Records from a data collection
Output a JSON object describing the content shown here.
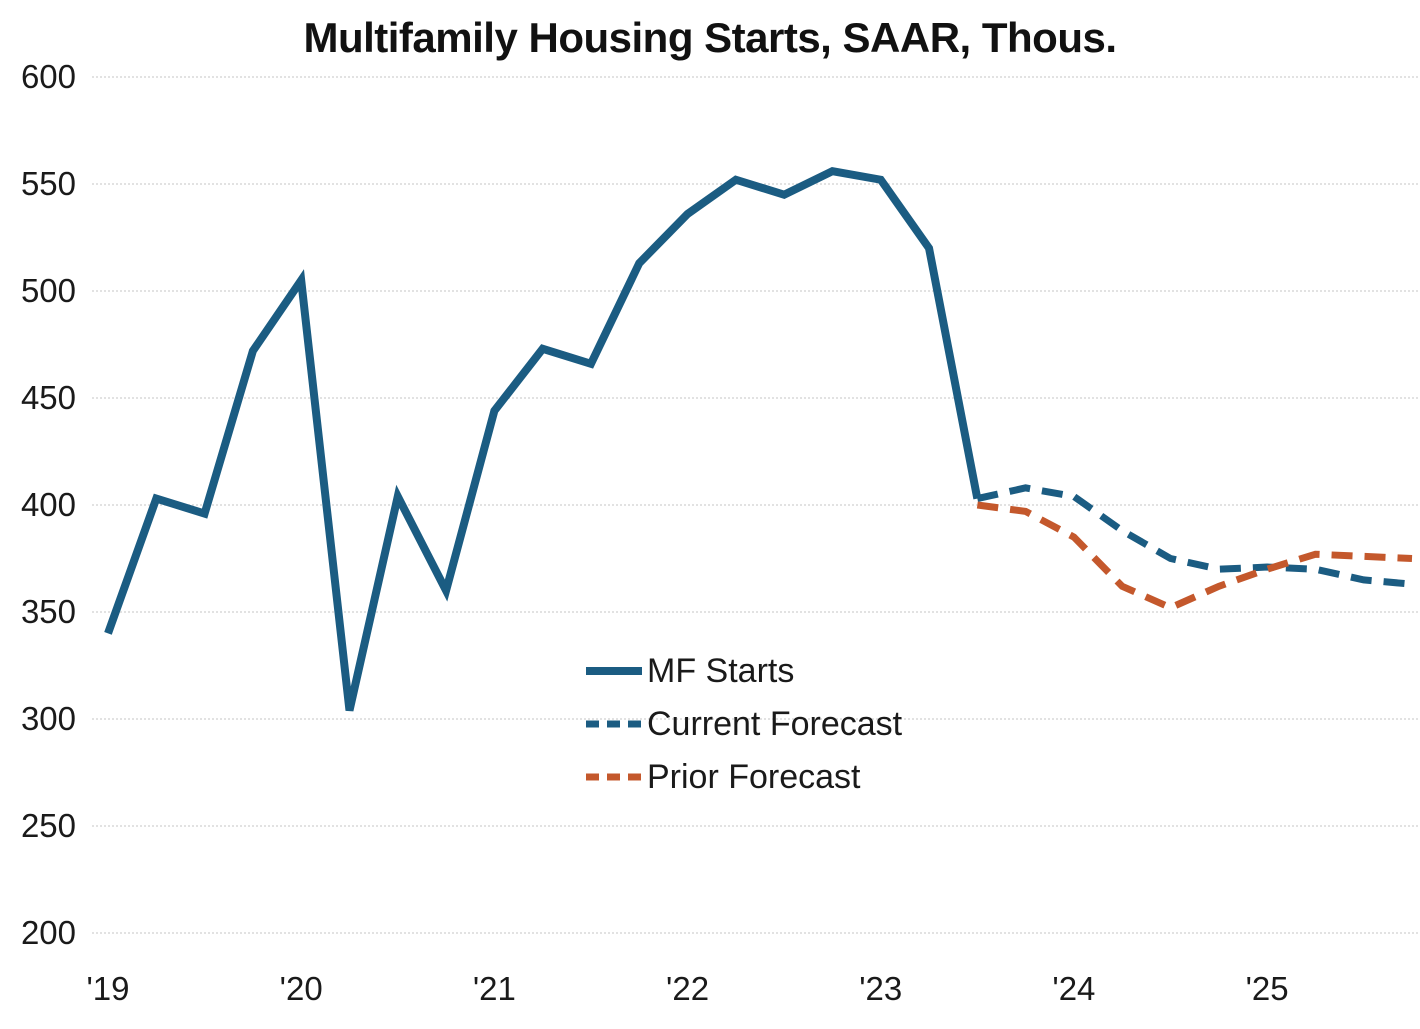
{
  "title": "Multifamily Housing Starts, SAAR, Thous.",
  "chart_data": {
    "type": "line",
    "title": "Multifamily Housing Starts, SAAR, Thous.",
    "xlabel": "",
    "ylabel": "",
    "ylim": [
      200,
      600
    ],
    "y_ticks": [
      600,
      550,
      500,
      450,
      400,
      350,
      300,
      250,
      200
    ],
    "x_tick_labels": [
      "'19",
      "'20",
      "'21",
      "'22",
      "'23",
      "'24",
      "'25"
    ],
    "grid": "horizontal-light-dotted",
    "legend_position": "inside-lower-center",
    "categories": [
      "2019Q1",
      "2019Q2",
      "2019Q3",
      "2019Q4",
      "2020Q1",
      "2020Q2",
      "2020Q3",
      "2020Q4",
      "2021Q1",
      "2021Q2",
      "2021Q3",
      "2021Q4",
      "2022Q1",
      "2022Q2",
      "2022Q3",
      "2022Q4",
      "2023Q1",
      "2023Q2",
      "2023Q3",
      "2023Q4",
      "2024Q1",
      "2024Q2",
      "2024Q3",
      "2024Q4",
      "2025Q1",
      "2025Q2",
      "2025Q3",
      "2025Q4"
    ],
    "series": [
      {
        "name": "MF Starts",
        "style": "solid",
        "color": "#1B5C82",
        "start_index": 0,
        "values": [
          340,
          403,
          396,
          472,
          505,
          304,
          404,
          360,
          444,
          473,
          466,
          513,
          536,
          552,
          545,
          556,
          552,
          520,
          403
        ]
      },
      {
        "name": "Current Forecast",
        "style": "dashed",
        "color": "#1B5C82",
        "start_index": 18,
        "values": [
          403,
          408,
          404,
          388,
          375,
          370,
          371,
          370,
          365,
          363
        ]
      },
      {
        "name": "Prior Forecast",
        "style": "dashed",
        "color": "#C4582C",
        "start_index": 18,
        "values": [
          400,
          397,
          385,
          362,
          352,
          362,
          370,
          377,
          376,
          375
        ]
      }
    ],
    "colors": {
      "blue": "#1B5C82",
      "orange": "#C4582C",
      "gridline": "#D9D9D9",
      "text": "#1A1A1A"
    }
  }
}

◆ INSTRUCTION:
How many lines in the entries contain the string "Housing"? Answer with the number only.

◆ COMPLETED EXERCISE:
2